* [EXERCISE DETAILS]: Write down each entry again, exactly as it reads.

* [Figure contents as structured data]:
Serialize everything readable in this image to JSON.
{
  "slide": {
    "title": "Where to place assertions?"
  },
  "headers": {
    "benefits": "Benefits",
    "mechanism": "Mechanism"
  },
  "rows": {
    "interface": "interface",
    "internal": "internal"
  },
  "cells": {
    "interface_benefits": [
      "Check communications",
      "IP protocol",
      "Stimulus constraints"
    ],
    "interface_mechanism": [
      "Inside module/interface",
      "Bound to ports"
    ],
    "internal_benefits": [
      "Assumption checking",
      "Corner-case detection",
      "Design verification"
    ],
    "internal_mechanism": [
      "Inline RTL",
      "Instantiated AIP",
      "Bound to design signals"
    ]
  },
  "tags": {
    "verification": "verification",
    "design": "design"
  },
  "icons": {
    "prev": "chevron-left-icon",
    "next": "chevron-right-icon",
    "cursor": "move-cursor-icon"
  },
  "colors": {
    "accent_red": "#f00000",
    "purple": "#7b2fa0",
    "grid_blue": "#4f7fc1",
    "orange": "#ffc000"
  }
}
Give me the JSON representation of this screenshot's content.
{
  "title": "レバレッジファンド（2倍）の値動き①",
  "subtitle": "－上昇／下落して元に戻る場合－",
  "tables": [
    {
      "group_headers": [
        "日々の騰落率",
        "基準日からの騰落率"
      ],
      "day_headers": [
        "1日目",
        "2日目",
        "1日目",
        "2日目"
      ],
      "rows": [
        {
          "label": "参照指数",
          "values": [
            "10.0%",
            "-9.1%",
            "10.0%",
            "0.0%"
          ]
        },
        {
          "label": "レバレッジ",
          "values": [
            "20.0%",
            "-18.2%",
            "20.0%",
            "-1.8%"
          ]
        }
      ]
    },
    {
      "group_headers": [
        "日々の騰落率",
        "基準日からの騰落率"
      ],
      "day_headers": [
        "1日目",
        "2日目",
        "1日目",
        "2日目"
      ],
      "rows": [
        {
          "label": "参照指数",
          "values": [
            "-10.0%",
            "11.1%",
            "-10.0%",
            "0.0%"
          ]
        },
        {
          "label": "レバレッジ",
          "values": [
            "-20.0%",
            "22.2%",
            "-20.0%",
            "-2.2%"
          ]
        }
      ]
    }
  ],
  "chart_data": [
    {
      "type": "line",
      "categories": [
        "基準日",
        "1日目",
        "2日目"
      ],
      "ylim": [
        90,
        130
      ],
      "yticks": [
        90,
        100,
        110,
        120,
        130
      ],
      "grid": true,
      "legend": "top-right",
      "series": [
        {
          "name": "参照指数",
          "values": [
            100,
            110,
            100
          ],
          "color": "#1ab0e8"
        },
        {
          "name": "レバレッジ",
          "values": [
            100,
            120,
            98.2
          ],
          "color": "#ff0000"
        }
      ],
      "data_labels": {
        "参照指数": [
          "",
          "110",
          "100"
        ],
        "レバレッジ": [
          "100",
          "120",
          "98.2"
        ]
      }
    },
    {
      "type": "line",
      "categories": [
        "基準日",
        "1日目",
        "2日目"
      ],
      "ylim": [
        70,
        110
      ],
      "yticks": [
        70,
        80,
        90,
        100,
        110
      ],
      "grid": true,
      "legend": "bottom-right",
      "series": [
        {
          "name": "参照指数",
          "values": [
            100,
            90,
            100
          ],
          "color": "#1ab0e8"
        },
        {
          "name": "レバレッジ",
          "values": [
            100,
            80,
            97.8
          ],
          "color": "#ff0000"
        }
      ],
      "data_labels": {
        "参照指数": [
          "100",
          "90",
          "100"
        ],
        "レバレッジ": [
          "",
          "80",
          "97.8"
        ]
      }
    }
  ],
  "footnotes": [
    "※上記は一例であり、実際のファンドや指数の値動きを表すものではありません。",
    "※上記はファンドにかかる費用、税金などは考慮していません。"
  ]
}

* [EXERCISE OUTPUT]:
Serialize everything readable in this image to JSON.
{
  "slide": {
    "title": "Where to place assertions?"
  },
  "headers": {
    "benefits": "Benefits",
    "mechanism": "Mechanism"
  },
  "rows": {
    "interface": "interface",
    "internal": "internal"
  },
  "cells": {
    "interface_benefits": [
      "Check communications",
      "IP protocol",
      "Stimulus constraints"
    ],
    "interface_mechanism": [
      "Inside module/interface",
      "Bound to ports"
    ],
    "internal_benefits": [
      "Assumption checking",
      "Corner-case detection",
      "Design verification"
    ],
    "internal_mechanism": [
      "Inline RTL",
      "Instantiated AIP",
      "Bound to design signals"
    ]
  },
  "tags": {
    "verification": "verification",
    "design": "design"
  },
  "icons": {
    "prev": "chevron-left-icon",
    "next": "chevron-right-icon",
    "cursor": "move-cursor-icon"
  },
  "colors": {
    "accent_red": "#f00000",
    "purple": "#7b2fa0",
    "grid_blue": "#4f7fc1",
    "orange": "#ffc000"
  }
}
Give me the JSON representation of this screenshot's content.
{
  "title": "レバレッジファンド（2倍）の値動き①",
  "subtitle": "－上昇／下落して元に戻る場合－",
  "tables": [
    {
      "group_headers": [
        "日々の騰落率",
        "基準日からの騰落率"
      ],
      "day_headers": [
        "1日目",
        "2日目",
        "1日目",
        "2日目"
      ],
      "rows": [
        {
          "label": "参照指数",
          "values": [
            "10.0%",
            "-9.1%",
            "10.0%",
            "0.0%"
          ]
        },
        {
          "label": "レバレッジ",
          "values": [
            "20.0%",
            "-18.2%",
            "20.0%",
            "-1.8%"
          ]
        }
      ]
    },
    {
      "group_headers": [
        "日々の騰落率",
        "基準日からの騰落率"
      ],
      "day_headers": [
        "1日目",
        "2日目",
        "1日目",
        "2日目"
      ],
      "rows": [
        {
          "label": "参照指数",
          "values": [
            "-10.0%",
            "11.1%",
            "-10.0%",
            "0.0%"
          ]
        },
        {
          "label": "レバレッジ",
          "values": [
            "-20.0%",
            "22.2%",
            "-20.0%",
            "-2.2%"
          ]
        }
      ]
    }
  ],
  "chart_data": [
    {
      "type": "line",
      "categories": [
        "基準日",
        "1日目",
        "2日目"
      ],
      "ylim": [
        90,
        130
      ],
      "yticks": [
        90,
        100,
        110,
        120,
        130
      ],
      "grid": true,
      "legend": "top-right",
      "series": [
        {
          "name": "参照指数",
          "values": [
            100,
            110,
            100
          ],
          "color": "#1ab0e8"
        },
        {
          "name": "レバレッジ",
          "values": [
            100,
            120,
            98.2
          ],
          "color": "#ff0000"
        }
      ],
      "data_labels": {
        "参照指数": [
          "",
          "110",
          "100"
        ],
        "レバレッジ": [
          "100",
          "120",
          "98.2"
        ]
      }
    },
    {
      "type": "line",
      "categories": [
        "基準日",
        "1日目",
        "2日目"
      ],
      "ylim": [
        70,
        110
      ],
      "yticks": [
        70,
        80,
        90,
        100,
        110
      ],
      "grid": true,
      "legend": "bottom-right",
      "series": [
        {
          "name": "参照指数",
          "values": [
            100,
            90,
            100
          ],
          "color": "#1ab0e8"
        },
        {
          "name": "レバレッジ",
          "values": [
            100,
            80,
            97.8
          ],
          "color": "#ff0000"
        }
      ],
      "data_labels": {
        "参照指数": [
          "100",
          "90",
          "100"
        ],
        "レバレッジ": [
          "",
          "80",
          "97.8"
        ]
      }
    }
  ],
  "footnotes": [
    "※上記は一例であり、実際のファンドや指数の値動きを表すものではありません。",
    "※上記はファンドにかかる費用、税金などは考慮していません。"
  ]
}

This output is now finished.